____ Supplied records
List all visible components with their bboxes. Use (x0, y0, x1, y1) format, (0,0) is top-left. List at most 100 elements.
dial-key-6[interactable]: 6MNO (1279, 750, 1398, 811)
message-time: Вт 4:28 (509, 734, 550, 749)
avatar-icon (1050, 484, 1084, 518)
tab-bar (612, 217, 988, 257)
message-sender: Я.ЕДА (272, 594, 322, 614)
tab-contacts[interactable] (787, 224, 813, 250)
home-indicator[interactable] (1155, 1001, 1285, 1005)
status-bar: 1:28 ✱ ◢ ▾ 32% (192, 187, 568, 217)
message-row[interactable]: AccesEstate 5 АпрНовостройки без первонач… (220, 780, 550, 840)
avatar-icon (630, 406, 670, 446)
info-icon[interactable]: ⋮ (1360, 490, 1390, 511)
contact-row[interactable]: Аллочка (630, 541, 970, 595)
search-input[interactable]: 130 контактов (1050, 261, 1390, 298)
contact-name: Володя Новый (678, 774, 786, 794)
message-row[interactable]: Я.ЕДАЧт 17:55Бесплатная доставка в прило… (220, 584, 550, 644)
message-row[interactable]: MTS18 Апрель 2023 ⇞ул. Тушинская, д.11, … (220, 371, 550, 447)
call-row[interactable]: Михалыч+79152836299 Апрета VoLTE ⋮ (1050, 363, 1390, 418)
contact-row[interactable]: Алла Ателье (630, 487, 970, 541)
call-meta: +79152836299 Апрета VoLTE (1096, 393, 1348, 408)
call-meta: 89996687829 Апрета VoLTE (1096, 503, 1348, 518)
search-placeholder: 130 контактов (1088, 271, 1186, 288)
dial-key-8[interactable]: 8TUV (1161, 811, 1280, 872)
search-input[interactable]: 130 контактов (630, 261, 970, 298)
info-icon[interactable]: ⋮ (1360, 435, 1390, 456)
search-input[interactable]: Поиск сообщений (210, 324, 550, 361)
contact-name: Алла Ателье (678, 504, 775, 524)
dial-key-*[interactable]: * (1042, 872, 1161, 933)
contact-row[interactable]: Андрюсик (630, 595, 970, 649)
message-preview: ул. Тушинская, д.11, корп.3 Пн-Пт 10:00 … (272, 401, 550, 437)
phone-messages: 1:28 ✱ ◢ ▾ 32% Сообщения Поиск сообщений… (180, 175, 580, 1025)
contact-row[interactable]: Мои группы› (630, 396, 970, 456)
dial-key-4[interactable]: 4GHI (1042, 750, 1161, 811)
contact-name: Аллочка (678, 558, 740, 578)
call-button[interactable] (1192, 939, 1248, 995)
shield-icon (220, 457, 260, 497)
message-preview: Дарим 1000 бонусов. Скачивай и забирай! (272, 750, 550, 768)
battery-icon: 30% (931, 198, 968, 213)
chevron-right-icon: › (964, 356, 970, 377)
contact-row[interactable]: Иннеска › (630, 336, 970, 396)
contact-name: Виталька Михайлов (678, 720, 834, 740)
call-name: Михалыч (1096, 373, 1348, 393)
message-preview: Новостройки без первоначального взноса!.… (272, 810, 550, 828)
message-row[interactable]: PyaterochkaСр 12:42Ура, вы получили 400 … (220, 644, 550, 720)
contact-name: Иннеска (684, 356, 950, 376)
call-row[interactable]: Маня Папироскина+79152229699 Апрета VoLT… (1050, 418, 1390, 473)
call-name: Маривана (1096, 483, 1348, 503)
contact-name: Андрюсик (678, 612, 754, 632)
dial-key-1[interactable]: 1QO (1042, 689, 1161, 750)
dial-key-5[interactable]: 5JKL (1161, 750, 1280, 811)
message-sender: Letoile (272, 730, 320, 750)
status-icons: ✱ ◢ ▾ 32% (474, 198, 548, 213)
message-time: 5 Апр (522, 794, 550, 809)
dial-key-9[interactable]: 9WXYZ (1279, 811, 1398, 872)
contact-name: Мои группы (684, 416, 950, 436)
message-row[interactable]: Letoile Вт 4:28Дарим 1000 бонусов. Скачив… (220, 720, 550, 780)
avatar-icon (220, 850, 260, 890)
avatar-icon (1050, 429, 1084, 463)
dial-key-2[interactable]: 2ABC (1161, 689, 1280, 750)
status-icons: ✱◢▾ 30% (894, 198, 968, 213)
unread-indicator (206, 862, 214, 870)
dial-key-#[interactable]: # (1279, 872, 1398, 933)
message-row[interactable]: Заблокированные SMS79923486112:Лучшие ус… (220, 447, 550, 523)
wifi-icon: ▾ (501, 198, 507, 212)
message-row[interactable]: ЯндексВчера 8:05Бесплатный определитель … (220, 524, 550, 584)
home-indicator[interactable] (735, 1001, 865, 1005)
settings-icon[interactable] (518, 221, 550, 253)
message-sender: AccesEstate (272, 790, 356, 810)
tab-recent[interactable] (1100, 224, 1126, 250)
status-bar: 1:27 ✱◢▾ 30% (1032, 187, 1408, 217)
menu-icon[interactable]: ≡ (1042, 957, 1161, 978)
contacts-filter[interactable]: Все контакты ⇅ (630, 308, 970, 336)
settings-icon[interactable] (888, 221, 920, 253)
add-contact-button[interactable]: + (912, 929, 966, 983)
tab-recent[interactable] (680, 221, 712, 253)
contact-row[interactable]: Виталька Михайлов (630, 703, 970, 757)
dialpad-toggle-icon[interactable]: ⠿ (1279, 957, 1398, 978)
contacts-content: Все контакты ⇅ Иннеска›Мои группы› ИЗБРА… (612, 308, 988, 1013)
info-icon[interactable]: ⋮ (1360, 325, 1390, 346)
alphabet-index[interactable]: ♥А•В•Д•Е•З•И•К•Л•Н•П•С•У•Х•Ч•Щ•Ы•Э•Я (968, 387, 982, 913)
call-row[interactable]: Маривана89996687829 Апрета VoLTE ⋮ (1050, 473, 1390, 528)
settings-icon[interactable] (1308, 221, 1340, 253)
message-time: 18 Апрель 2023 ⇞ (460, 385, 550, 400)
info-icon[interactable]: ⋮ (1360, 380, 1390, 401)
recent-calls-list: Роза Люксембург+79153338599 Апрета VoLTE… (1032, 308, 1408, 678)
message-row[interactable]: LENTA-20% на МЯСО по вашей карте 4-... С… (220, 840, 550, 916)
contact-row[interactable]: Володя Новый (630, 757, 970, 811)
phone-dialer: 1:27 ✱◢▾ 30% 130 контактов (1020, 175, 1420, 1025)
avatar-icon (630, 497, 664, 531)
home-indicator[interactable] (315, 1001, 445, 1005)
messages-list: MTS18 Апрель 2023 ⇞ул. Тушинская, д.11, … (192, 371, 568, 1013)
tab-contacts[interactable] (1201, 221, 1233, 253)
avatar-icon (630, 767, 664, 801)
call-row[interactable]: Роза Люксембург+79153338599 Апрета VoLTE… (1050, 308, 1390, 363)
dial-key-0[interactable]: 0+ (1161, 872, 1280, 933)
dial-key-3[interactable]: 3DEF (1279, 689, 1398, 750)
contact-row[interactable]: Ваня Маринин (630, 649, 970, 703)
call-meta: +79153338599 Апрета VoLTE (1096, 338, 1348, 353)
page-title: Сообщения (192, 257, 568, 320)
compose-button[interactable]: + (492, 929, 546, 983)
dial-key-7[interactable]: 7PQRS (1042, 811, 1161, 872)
________
▶ Exercise
Write out the rows above again, swapping every "avatar-icon" for "profile-icon" and keeping everything else the same.

▶ Full solution
List all visible components with their bboxes. Use (x0, y0, x1, y1) format, (0,0) is top-left. List at most 100 elements.
dial-key-6[interactable]: 6MNO (1279, 750, 1398, 811)
message-time: Вт 4:28 (509, 734, 550, 749)
profile-icon (1050, 484, 1084, 518)
tab-bar (612, 217, 988, 257)
message-sender: Я.ЕДА (272, 594, 322, 614)
tab-contacts[interactable] (787, 224, 813, 250)
home-indicator[interactable] (1155, 1001, 1285, 1005)
status-bar: 1:28 ✱ ◢ ▾ 32% (192, 187, 568, 217)
message-row[interactable]: AccesEstate 5 АпрНовостройки без первонач… (220, 780, 550, 840)
profile-icon (630, 406, 670, 446)
info-icon[interactable]: ⋮ (1360, 490, 1390, 511)
contact-row[interactable]: Аллочка (630, 541, 970, 595)
search-input[interactable]: 130 контактов (1050, 261, 1390, 298)
contact-name: Володя Новый (678, 774, 786, 794)
message-row[interactable]: Я.ЕДАЧт 17:55Бесплатная доставка в прило… (220, 584, 550, 644)
message-row[interactable]: MTS18 Апрель 2023 ⇞ул. Тушинская, д.11, … (220, 371, 550, 447)
call-row[interactable]: Михалыч+79152836299 Апрета VoLTE ⋮ (1050, 363, 1390, 418)
contact-row[interactable]: Алла Ателье (630, 487, 970, 541)
call-meta: +79152836299 Апрета VoLTE (1096, 393, 1348, 408)
call-meta: 89996687829 Апрета VoLTE (1096, 503, 1348, 518)
search-placeholder: 130 контактов (1088, 271, 1186, 288)
dial-key-8[interactable]: 8TUV (1161, 811, 1280, 872)
search-input[interactable]: 130 контактов (630, 261, 970, 298)
info-icon[interactable]: ⋮ (1360, 435, 1390, 456)
search-input[interactable]: Поиск сообщений (210, 324, 550, 361)
contact-name: Алла Ателье (678, 504, 775, 524)
dial-key-*[interactable]: * (1042, 872, 1161, 933)
contact-row[interactable]: Андрюсик (630, 595, 970, 649)
message-preview: ул. Тушинская, д.11, корп.3 Пн-Пт 10:00 … (272, 401, 550, 437)
phone-messages: 1:28 ✱ ◢ ▾ 32% Сообщения Поиск сообщений… (180, 175, 580, 1025)
contact-row[interactable]: Мои группы› (630, 396, 970, 456)
dial-key-4[interactable]: 4GHI (1042, 750, 1161, 811)
contact-name: Аллочка (678, 558, 740, 578)
call-button[interactable] (1192, 939, 1248, 995)
shield-icon (220, 457, 260, 497)
message-preview: Дарим 1000 бонусов. Скачивай и забирай! (272, 750, 550, 768)
battery-icon: 30% (931, 198, 968, 213)
chevron-right-icon: › (964, 356, 970, 377)
contact-row[interactable]: Иннеска › (630, 336, 970, 396)
contact-name: Виталька Михайлов (678, 720, 834, 740)
call-name: Михалыч (1096, 373, 1348, 393)
message-preview: Новостройки без первоначального взноса!.… (272, 810, 550, 828)
message-row[interactable]: PyaterochkaСр 12:42Ура, вы получили 400 … (220, 644, 550, 720)
contact-name: Иннеска (684, 356, 950, 376)
call-row[interactable]: Маня Папироскина+79152229699 Апрета VoLT… (1050, 418, 1390, 473)
call-name: Маривана (1096, 483, 1348, 503)
contact-name: Андрюсик (678, 612, 754, 632)
dial-key-1[interactable]: 1QO (1042, 689, 1161, 750)
dial-key-5[interactable]: 5JKL (1161, 750, 1280, 811)
message-sender: Letoile (272, 730, 320, 750)
status-icons: ✱ ◢ ▾ 32% (474, 198, 548, 213)
message-time: 5 Апр (522, 794, 550, 809)
dial-key-9[interactable]: 9WXYZ (1279, 811, 1398, 872)
contact-name: Мои группы (684, 416, 950, 436)
message-row[interactable]: Letoile Вт 4:28Дарим 1000 бонусов. Скачив… (220, 720, 550, 780)
profile-icon (220, 850, 260, 890)
profile-icon (1050, 429, 1084, 463)
dial-key-2[interactable]: 2ABC (1161, 689, 1280, 750)
status-icons: ✱◢▾ 30% (894, 198, 968, 213)
unread-indicator (206, 862, 214, 870)
dial-key-#[interactable]: # (1279, 872, 1398, 933)
message-row[interactable]: Заблокированные SMS79923486112:Лучшие ус… (220, 447, 550, 523)
wifi-icon: ▾ (501, 198, 507, 212)
message-row[interactable]: ЯндексВчера 8:05Бесплатный определитель … (220, 524, 550, 584)
home-indicator[interactable] (735, 1001, 865, 1005)
settings-icon[interactable] (518, 221, 550, 253)
message-sender: AccesEstate (272, 790, 356, 810)
tab-recent[interactable] (1100, 224, 1126, 250)
status-bar: 1:27 ✱◢▾ 30% (1032, 187, 1408, 217)
menu-icon[interactable]: ≡ (1042, 957, 1161, 978)
contacts-filter[interactable]: Все контакты ⇅ (630, 308, 970, 336)
settings-icon[interactable] (888, 221, 920, 253)
add-contact-button[interactable]: + (912, 929, 966, 983)
tab-recent[interactable] (680, 221, 712, 253)
contact-row[interactable]: Виталька Михайлов (630, 703, 970, 757)
dialpad-toggle-icon[interactable]: ⠿ (1279, 957, 1398, 978)
contacts-content: Все контакты ⇅ Иннеска›Мои группы› ИЗБРА… (612, 308, 988, 1013)
info-icon[interactable]: ⋮ (1360, 325, 1390, 346)
alphabet-index[interactable]: ♥А•В•Д•Е•З•И•К•Л•Н•П•С•У•Х•Ч•Щ•Ы•Э•Я (968, 387, 982, 913)
call-row[interactable]: Маривана89996687829 Апрета VoLTE ⋮ (1050, 473, 1390, 528)
settings-icon[interactable] (1308, 221, 1340, 253)
message-time: 18 Апрель 2023 ⇞ (460, 385, 550, 400)
info-icon[interactable]: ⋮ (1360, 380, 1390, 401)
recent-calls-list: Роза Люксембург+79153338599 Апрета VoLTE… (1032, 308, 1408, 678)
message-row[interactable]: LENTA-20% на МЯСО по вашей карте 4-... С… (220, 840, 550, 916)
contact-row[interactable]: Володя Новый (630, 757, 970, 811)
phone-dialer: 1:27 ✱◢▾ 30% 130 контактов (1020, 175, 1420, 1025)
profile-icon (630, 497, 664, 531)
home-indicator[interactable] (315, 1001, 445, 1005)
messages-list: MTS18 Апрель 2023 ⇞ул. Тушинская, д.11, … (192, 371, 568, 1013)
tab-contacts[interactable] (1201, 221, 1233, 253)
profile-icon (630, 767, 664, 801)
call-row[interactable]: Роза Люксембург+79153338599 Апрета VoLTE… (1050, 308, 1390, 363)
dial-key-0[interactable]: 0+ (1161, 872, 1280, 933)
dial-key-3[interactable]: 3DEF (1279, 689, 1398, 750)
contact-row[interactable]: Ваня Маринин (630, 649, 970, 703)
call-meta: +79153338599 Апрета VoLTE (1096, 338, 1348, 353)
page-title: Сообщения (192, 257, 568, 320)
compose-button[interactable]: + (492, 929, 546, 983)
dial-key-7[interactable]: 7PQRS (1042, 811, 1161, 872)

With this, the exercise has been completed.